**Figure dataset records**
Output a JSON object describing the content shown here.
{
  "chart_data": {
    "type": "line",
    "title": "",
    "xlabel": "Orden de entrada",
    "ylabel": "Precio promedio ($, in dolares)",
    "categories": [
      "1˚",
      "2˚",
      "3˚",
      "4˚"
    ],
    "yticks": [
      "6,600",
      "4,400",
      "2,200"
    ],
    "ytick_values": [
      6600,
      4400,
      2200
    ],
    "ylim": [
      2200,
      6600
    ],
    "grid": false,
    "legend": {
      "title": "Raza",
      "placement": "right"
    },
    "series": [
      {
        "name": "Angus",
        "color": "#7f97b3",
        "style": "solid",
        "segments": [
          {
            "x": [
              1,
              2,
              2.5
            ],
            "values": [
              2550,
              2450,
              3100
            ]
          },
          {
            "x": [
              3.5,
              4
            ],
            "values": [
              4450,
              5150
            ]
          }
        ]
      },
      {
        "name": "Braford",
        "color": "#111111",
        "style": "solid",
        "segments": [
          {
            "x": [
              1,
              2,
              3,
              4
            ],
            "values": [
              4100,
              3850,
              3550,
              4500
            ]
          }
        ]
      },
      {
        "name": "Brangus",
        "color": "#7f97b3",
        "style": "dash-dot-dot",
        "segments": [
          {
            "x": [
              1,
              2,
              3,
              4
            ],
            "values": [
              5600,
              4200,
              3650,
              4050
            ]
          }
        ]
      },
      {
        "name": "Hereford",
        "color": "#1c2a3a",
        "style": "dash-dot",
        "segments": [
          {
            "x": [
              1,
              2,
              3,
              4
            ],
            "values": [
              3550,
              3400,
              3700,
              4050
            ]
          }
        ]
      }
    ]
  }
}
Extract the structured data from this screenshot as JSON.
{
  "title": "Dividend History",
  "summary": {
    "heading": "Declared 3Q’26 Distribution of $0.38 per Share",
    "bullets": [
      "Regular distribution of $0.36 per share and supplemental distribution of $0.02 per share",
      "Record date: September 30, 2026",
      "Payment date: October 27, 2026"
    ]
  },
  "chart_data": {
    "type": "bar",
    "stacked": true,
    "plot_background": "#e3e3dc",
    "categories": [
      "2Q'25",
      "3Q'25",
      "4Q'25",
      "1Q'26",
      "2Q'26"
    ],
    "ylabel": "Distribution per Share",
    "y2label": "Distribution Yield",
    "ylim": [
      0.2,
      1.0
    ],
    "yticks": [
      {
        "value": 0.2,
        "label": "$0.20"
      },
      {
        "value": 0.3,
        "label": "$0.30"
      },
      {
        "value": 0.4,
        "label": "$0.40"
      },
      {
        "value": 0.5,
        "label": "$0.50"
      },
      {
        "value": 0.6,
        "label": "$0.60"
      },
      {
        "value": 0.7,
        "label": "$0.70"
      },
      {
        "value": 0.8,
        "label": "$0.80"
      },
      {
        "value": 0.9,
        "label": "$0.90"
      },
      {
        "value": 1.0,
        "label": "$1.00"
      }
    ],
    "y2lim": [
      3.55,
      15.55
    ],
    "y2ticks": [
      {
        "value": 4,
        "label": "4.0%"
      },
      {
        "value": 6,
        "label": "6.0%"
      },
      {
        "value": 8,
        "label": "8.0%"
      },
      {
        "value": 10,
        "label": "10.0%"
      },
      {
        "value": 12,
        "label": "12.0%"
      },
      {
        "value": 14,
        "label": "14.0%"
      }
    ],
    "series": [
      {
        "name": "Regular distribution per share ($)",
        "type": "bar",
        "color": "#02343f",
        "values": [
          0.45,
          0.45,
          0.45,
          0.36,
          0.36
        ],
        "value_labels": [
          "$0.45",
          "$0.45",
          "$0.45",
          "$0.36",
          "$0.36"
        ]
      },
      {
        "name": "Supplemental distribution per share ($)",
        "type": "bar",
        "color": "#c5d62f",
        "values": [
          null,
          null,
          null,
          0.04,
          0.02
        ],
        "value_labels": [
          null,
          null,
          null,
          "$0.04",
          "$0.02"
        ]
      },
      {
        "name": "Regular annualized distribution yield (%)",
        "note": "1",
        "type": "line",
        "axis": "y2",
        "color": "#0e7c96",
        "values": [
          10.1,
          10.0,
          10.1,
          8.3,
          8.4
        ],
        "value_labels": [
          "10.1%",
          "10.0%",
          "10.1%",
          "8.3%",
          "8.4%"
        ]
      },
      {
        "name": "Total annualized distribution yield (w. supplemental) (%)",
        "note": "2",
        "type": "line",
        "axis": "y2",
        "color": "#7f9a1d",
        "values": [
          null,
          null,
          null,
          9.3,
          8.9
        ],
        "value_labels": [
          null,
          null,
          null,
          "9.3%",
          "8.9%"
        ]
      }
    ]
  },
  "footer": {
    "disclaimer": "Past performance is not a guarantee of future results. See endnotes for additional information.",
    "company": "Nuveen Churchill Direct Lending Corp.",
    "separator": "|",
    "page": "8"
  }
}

**Exercise goal**
Repeat each entry word for word.

**Answer to this exercise**
Output a JSON object describing the content shown here.
{
  "chart_data": {
    "type": "line",
    "title": "",
    "xlabel": "Orden de entrada",
    "ylabel": "Precio promedio ($, in dolares)",
    "categories": [
      "1˚",
      "2˚",
      "3˚",
      "4˚"
    ],
    "yticks": [
      "6,600",
      "4,400",
      "2,200"
    ],
    "ytick_values": [
      6600,
      4400,
      2200
    ],
    "ylim": [
      2200,
      6600
    ],
    "grid": false,
    "legend": {
      "title": "Raza",
      "placement": "right"
    },
    "series": [
      {
        "name": "Angus",
        "color": "#7f97b3",
        "style": "solid",
        "segments": [
          {
            "x": [
              1,
              2,
              2.5
            ],
            "values": [
              2550,
              2450,
              3100
            ]
          },
          {
            "x": [
              3.5,
              4
            ],
            "values": [
              4450,
              5150
            ]
          }
        ]
      },
      {
        "name": "Braford",
        "color": "#111111",
        "style": "solid",
        "segments": [
          {
            "x": [
              1,
              2,
              3,
              4
            ],
            "values": [
              4100,
              3850,
              3550,
              4500
            ]
          }
        ]
      },
      {
        "name": "Brangus",
        "color": "#7f97b3",
        "style": "dash-dot-dot",
        "segments": [
          {
            "x": [
              1,
              2,
              3,
              4
            ],
            "values": [
              5600,
              4200,
              3650,
              4050
            ]
          }
        ]
      },
      {
        "name": "Hereford",
        "color": "#1c2a3a",
        "style": "dash-dot",
        "segments": [
          {
            "x": [
              1,
              2,
              3,
              4
            ],
            "values": [
              3550,
              3400,
              3700,
              4050
            ]
          }
        ]
      }
    ]
  }
}
Extract the structured data from this screenshot as JSON.
{
  "title": "Dividend History",
  "summary": {
    "heading": "Declared 3Q’26 Distribution of $0.38 per Share",
    "bullets": [
      "Regular distribution of $0.36 per share and supplemental distribution of $0.02 per share",
      "Record date: September 30, 2026",
      "Payment date: October 27, 2026"
    ]
  },
  "chart_data": {
    "type": "bar",
    "stacked": true,
    "plot_background": "#e3e3dc",
    "categories": [
      "2Q'25",
      "3Q'25",
      "4Q'25",
      "1Q'26",
      "2Q'26"
    ],
    "ylabel": "Distribution per Share",
    "y2label": "Distribution Yield",
    "ylim": [
      0.2,
      1.0
    ],
    "yticks": [
      {
        "value": 0.2,
        "label": "$0.20"
      },
      {
        "value": 0.3,
        "label": "$0.30"
      },
      {
        "value": 0.4,
        "label": "$0.40"
      },
      {
        "value": 0.5,
        "label": "$0.50"
      },
      {
        "value": 0.6,
        "label": "$0.60"
      },
      {
        "value": 0.7,
        "label": "$0.70"
      },
      {
        "value": 0.8,
        "label": "$0.80"
      },
      {
        "value": 0.9,
        "label": "$0.90"
      },
      {
        "value": 1.0,
        "label": "$1.00"
      }
    ],
    "y2lim": [
      3.55,
      15.55
    ],
    "y2ticks": [
      {
        "value": 4,
        "label": "4.0%"
      },
      {
        "value": 6,
        "label": "6.0%"
      },
      {
        "value": 8,
        "label": "8.0%"
      },
      {
        "value": 10,
        "label": "10.0%"
      },
      {
        "value": 12,
        "label": "12.0%"
      },
      {
        "value": 14,
        "label": "14.0%"
      }
    ],
    "series": [
      {
        "name": "Regular distribution per share ($)",
        "type": "bar",
        "color": "#02343f",
        "values": [
          0.45,
          0.45,
          0.45,
          0.36,
          0.36
        ],
        "value_labels": [
          "$0.45",
          "$0.45",
          "$0.45",
          "$0.36",
          "$0.36"
        ]
      },
      {
        "name": "Supplemental distribution per share ($)",
        "type": "bar",
        "color": "#c5d62f",
        "values": [
          null,
          null,
          null,
          0.04,
          0.02
        ],
        "value_labels": [
          null,
          null,
          null,
          "$0.04",
          "$0.02"
        ]
      },
      {
        "name": "Regular annualized distribution yield (%)",
        "note": "1",
        "type": "line",
        "axis": "y2",
        "color": "#0e7c96",
        "values": [
          10.1,
          10.0,
          10.1,
          8.3,
          8.4
        ],
        "value_labels": [
          "10.1%",
          "10.0%",
          "10.1%",
          "8.3%",
          "8.4%"
        ]
      },
      {
        "name": "Total annualized distribution yield (w. supplemental) (%)",
        "note": "2",
        "type": "line",
        "axis": "y2",
        "color": "#7f9a1d",
        "values": [
          null,
          null,
          null,
          9.3,
          8.9
        ],
        "value_labels": [
          null,
          null,
          null,
          "9.3%",
          "8.9%"
        ]
      }
    ]
  },
  "footer": {
    "disclaimer": "Past performance is not a guarantee of future results. See endnotes for additional information.",
    "company": "Nuveen Churchill Direct Lending Corp.",
    "separator": "|",
    "page": "8"
  }
}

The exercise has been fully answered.